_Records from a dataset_
+ + + + + + +

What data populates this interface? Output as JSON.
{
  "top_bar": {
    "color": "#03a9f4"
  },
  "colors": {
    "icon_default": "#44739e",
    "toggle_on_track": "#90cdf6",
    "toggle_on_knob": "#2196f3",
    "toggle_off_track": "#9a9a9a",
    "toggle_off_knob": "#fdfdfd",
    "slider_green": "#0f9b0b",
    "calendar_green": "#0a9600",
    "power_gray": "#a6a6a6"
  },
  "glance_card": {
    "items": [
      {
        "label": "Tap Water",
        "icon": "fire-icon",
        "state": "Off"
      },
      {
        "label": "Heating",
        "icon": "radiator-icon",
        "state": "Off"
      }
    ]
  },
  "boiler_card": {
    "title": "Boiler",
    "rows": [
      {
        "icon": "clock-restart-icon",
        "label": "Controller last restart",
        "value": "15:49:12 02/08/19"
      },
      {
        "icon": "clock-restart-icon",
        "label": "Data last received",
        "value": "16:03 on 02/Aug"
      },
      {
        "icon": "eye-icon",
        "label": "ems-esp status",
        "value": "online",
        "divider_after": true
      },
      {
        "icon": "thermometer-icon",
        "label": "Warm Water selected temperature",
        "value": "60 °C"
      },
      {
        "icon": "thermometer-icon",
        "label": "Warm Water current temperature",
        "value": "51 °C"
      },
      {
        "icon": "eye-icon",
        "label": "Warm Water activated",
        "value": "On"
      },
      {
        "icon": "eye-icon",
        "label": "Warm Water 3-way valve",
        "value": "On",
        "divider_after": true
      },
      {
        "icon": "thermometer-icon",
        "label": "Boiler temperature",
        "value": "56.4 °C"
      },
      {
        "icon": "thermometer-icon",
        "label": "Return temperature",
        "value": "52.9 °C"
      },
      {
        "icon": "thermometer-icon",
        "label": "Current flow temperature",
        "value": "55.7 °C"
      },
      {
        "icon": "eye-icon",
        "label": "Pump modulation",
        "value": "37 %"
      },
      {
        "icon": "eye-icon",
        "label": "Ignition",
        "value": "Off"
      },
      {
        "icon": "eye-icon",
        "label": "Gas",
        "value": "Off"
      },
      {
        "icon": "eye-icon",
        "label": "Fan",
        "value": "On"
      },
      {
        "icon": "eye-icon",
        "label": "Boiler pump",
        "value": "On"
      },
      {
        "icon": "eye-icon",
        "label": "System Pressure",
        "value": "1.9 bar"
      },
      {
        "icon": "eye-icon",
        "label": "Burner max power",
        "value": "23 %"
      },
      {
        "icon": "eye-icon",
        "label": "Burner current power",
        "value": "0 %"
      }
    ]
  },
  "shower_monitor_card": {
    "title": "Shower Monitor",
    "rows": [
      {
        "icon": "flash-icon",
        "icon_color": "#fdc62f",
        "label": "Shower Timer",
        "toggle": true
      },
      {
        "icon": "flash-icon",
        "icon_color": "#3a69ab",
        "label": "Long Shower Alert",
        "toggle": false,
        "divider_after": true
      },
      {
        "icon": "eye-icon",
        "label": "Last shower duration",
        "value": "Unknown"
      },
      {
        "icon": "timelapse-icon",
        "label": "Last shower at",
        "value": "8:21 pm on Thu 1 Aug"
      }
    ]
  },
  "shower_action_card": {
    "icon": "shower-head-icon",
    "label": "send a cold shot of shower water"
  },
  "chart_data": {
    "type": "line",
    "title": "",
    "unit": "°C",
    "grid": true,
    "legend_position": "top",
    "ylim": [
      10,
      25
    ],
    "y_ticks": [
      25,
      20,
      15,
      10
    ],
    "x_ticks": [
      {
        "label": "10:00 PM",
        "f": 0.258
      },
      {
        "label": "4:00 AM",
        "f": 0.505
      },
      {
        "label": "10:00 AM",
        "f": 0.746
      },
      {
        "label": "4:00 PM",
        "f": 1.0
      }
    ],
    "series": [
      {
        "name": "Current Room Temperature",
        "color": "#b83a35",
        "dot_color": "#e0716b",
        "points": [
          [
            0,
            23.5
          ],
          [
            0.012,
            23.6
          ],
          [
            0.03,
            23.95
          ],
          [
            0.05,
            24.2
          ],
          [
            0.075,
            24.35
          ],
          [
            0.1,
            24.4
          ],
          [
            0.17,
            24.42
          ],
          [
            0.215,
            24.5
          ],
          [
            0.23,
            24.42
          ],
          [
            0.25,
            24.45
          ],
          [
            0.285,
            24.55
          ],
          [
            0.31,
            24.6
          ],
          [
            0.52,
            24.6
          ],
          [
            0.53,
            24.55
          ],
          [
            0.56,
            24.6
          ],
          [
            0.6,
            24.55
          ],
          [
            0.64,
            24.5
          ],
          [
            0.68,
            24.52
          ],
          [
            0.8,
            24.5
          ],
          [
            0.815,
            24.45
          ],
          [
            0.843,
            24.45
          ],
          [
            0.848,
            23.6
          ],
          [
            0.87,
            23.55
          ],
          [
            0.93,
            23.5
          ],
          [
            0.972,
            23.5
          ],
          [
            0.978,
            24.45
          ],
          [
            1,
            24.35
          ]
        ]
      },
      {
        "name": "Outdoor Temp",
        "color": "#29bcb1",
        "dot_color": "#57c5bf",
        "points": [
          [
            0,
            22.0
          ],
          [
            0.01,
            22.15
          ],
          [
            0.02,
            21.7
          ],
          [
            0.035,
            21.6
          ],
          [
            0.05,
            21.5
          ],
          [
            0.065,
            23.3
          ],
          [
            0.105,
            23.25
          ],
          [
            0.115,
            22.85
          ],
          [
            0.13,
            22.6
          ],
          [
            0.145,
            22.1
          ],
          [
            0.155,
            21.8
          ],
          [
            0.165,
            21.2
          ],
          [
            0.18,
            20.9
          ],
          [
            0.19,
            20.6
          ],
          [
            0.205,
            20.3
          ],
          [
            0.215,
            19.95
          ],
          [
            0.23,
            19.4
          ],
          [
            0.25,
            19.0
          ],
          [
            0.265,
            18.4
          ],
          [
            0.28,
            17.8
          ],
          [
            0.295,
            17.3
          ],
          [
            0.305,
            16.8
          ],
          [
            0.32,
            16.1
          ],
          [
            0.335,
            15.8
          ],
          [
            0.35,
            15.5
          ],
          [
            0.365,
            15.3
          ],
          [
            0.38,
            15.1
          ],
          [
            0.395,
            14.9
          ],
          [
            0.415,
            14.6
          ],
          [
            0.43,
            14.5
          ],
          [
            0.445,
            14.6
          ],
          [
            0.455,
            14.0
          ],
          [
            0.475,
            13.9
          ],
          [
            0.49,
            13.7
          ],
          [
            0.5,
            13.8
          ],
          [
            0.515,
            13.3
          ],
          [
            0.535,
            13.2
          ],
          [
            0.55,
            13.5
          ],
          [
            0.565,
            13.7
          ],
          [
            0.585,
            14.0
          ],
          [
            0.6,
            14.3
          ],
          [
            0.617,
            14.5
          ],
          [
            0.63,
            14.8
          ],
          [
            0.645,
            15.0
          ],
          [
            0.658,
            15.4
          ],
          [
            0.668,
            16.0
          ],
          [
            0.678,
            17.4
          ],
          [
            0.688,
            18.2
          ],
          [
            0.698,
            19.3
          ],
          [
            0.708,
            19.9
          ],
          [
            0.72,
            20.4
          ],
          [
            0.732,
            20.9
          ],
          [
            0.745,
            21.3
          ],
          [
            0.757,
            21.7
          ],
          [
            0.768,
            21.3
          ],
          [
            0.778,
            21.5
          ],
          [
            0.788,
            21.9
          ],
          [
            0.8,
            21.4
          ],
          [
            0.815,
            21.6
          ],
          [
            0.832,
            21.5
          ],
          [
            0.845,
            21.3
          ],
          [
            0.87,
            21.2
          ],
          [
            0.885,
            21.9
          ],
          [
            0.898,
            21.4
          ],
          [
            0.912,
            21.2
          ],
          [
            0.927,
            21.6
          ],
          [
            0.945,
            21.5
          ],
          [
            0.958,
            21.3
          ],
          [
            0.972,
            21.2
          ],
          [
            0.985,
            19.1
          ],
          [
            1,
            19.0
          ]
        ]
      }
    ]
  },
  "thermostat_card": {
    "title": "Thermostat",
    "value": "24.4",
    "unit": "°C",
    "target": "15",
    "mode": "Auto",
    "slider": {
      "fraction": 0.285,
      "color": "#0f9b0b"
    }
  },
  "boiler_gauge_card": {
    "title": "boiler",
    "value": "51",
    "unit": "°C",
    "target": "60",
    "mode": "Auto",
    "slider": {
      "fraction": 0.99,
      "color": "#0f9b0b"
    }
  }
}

+ + + + + + +

_Task description_
Pull out each line of the records holding the string "title".

_Reply_
    "title": "Boiler",
    "title": "Shower Monitor",
    "title": "",
    "title": "Thermostat",
    "title": "boiler",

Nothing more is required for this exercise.